(Stored items from a collection)

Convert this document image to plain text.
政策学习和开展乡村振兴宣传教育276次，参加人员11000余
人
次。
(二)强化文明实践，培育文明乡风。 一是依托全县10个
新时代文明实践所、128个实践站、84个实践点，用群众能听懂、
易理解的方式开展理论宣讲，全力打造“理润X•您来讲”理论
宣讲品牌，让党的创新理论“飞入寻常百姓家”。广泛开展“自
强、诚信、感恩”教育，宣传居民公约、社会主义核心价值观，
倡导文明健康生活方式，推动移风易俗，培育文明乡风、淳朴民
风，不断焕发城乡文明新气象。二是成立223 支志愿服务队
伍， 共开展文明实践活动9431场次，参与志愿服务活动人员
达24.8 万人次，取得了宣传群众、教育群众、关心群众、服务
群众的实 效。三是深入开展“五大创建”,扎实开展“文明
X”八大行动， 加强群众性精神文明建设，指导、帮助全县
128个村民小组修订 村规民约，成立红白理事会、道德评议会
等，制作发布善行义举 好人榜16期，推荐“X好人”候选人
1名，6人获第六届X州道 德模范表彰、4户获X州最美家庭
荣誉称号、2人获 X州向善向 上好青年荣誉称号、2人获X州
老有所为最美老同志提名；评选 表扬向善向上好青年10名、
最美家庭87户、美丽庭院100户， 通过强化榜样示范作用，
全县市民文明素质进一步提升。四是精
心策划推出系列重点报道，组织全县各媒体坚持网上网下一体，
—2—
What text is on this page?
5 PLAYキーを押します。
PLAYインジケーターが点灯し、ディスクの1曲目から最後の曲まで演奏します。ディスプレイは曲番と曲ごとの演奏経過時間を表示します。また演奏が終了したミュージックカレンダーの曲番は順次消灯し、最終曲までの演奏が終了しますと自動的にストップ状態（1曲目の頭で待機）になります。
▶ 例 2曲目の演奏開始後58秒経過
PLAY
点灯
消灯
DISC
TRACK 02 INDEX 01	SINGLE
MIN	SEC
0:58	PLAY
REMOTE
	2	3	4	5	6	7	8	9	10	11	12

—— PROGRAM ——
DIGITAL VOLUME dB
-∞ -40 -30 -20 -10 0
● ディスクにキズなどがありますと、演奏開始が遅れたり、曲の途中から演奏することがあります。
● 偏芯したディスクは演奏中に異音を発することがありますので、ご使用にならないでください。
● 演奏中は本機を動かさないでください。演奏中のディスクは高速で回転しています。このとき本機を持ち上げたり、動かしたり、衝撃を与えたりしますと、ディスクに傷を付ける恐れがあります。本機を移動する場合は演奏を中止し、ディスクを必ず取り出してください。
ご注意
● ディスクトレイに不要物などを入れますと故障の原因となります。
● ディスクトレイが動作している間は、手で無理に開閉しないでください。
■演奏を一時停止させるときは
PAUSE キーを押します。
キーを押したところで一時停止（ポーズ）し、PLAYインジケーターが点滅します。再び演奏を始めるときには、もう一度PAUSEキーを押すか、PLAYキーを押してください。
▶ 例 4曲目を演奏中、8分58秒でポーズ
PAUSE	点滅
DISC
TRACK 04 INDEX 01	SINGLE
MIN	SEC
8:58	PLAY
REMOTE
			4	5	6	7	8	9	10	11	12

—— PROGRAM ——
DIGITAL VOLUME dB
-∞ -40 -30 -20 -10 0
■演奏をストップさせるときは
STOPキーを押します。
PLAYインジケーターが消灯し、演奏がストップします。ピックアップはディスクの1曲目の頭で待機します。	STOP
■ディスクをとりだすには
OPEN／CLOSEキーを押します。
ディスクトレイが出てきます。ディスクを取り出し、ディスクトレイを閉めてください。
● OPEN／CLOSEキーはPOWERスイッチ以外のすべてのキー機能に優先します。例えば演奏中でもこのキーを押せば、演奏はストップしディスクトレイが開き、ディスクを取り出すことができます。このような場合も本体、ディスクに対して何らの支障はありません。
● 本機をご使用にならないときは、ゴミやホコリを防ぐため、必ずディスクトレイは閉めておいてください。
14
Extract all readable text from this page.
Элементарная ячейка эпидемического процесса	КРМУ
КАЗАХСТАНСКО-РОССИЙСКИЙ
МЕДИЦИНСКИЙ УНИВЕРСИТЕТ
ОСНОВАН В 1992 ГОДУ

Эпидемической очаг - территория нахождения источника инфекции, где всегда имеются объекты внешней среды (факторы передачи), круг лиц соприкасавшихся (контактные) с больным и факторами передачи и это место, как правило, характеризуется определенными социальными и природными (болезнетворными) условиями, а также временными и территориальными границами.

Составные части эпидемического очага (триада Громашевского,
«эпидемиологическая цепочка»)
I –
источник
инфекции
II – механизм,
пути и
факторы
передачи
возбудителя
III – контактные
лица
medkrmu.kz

What the task asks ->
Of the lines above, how many contain the string "this"? Only the number is required.

The response ->
3